### Document text
5. An electrostatic recording member as claimed in claim 4 in which both of said support and said recording layer consist of polyester resin.
6. An electrostatic recording member as claimed in claim 1, wherein said support consists of synthetic resin selected from the group consisting of polyester, polyvinyl chloride, polycarbonate, polypropylene and polyamide.
7. An electrostatic recording member as claimed in claim 1 or claim 6, in which said support has the shape of a drum.
8. An electrostatic recording member as claimed in claim 1 or claim 6, in which said support has the shape of a belt.

This invention relates to an electrostatic recording member for use in a system which forms an electrostatic latent image on a recording member by use of a scanner that sequentially supplies signals using needle electrodes (especially multistylus electrodes), and which transfers and fixes a visible image on ordinary paper after the electrostatic latent image is developed.

A system that impresses a signal voltage on a recording member by the use of needle electrodes to form an electrostatic latent image is known as an electrostatic recording system. Generally, this system employs, as a recording member, fabricated paper for electrostatic recording, said paper having an electrically conductive layer sandwiched between a recording layer and a paper substrate. The process involves the steps of forming an electrostatic latent image on the recording paper, and then developing and fixing the latent image. This recording system is not free from the following disadvantages. First, because the recording paper is consumed when recording is effected, the system results in increased copying cost. Second, the clarity of the developed image is affected by the paper quality. Third, there are inevitable limitations on the performance of the electrically conductive material used as the electrically conductive layer, and a change in humidity exerts specifically great influences on the quality of the reproduced developed image.

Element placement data
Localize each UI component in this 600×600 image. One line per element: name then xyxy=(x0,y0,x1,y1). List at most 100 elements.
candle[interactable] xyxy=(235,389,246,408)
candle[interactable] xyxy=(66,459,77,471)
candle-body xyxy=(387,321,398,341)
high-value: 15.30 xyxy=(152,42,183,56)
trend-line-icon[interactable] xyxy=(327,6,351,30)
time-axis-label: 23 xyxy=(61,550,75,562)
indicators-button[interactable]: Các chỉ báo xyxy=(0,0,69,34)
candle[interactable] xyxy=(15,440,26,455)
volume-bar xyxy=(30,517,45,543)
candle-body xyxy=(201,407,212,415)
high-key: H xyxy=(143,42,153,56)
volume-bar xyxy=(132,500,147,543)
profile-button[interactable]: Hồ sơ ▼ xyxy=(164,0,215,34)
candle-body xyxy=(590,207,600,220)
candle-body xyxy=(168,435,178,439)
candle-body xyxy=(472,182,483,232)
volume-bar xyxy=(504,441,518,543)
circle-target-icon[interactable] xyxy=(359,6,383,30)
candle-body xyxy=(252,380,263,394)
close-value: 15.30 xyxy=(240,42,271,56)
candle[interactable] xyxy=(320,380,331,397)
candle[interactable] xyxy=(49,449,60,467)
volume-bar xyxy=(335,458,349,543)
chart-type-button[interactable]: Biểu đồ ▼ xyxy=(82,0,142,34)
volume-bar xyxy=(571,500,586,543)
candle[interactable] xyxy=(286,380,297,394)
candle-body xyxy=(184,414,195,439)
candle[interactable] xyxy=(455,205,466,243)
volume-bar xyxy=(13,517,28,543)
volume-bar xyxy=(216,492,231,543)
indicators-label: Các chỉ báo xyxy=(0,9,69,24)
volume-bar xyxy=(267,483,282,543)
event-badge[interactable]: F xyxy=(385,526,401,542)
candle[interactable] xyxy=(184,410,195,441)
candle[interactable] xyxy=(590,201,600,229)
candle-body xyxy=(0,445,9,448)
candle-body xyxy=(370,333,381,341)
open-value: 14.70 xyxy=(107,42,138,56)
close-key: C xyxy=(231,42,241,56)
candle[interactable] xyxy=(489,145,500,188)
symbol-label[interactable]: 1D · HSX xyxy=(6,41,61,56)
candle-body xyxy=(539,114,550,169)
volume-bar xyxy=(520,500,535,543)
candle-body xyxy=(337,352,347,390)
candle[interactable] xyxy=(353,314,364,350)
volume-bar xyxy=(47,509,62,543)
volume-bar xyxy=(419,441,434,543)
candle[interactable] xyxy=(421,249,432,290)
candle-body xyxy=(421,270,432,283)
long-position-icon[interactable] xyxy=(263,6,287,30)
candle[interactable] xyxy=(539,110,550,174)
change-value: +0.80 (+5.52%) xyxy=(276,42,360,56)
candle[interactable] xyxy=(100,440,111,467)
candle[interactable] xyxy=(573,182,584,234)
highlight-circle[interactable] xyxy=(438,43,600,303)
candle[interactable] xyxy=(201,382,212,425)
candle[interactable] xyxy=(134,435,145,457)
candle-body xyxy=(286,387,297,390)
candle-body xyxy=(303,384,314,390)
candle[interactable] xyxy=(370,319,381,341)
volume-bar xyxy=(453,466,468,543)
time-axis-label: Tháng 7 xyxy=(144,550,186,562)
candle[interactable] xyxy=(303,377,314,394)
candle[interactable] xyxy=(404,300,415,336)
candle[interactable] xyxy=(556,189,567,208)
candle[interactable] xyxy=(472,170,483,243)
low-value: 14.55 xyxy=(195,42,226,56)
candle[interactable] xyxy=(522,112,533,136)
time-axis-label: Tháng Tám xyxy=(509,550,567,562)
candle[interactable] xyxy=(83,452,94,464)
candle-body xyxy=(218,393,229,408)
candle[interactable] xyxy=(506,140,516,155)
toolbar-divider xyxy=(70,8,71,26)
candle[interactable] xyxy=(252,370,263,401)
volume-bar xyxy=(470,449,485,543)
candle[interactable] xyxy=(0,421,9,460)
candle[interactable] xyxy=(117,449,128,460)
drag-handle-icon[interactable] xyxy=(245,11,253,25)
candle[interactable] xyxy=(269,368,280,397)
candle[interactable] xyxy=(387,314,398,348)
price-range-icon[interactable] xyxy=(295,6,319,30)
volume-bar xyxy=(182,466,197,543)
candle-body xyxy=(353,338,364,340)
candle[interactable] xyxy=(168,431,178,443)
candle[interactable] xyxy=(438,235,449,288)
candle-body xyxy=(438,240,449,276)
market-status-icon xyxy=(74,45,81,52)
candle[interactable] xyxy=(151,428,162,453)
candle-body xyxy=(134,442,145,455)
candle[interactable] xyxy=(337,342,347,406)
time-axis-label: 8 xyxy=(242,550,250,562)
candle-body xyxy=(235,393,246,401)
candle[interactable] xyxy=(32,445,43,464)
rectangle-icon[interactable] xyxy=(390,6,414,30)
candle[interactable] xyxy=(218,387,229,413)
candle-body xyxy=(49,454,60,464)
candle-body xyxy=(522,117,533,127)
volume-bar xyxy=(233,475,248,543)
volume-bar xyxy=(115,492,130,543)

### Given instruction
Reproduce the electrostatic recording text above in full, word for word.

### Full response
5. An electrostatic recording member as claimed in claim 4 in which both of said support and said recording layer consist of polyester resin.
6. An electrostatic recording member as claimed in claim 1, wherein said support consists of synthetic resin selected from the group consisting of polyester, polyvinyl chloride, polycarbonate, polypropylene and polyamide.
7. An electrostatic recording member as claimed in claim 1 or claim 6, in which said support has the shape of a drum.
8. An electrostatic recording member as claimed in claim 1 or claim 6, in which said support has the shape of a belt.

This invention relates to an electrostatic recording member for use in a system which forms an electrostatic latent image on a recording member by use of a scanner that sequentially supplies signals using needle electrodes (especially multistylus electrodes), and which transfers and fixes a visible image on ordinary paper after the electrostatic latent image is developed.

A system that impresses a signal voltage on a recording member by the use of needle electrodes to form an electrostatic latent image is known as an electrostatic recording system. Generally, this system employs, as a recording member, fabricated paper for electrostatic recording, said paper having an electrically conductive layer sandwiched between a recording layer and a paper substrate. The process involves the steps of forming an electrostatic latent image on the recording paper, and then developing and fixing the latent image. This recording system is not free from the following disadvantages. First, because the recording paper is consumed when recording is effected, the system results in increased copying cost. Second, the clarity of the developed image is affected by the paper quality. Third, there are inevitable limitations on the performance of the electrically conductive material used as the electrically conductive layer, and a change in humidity exerts specifically great influences on the quality of the reproduced developed image.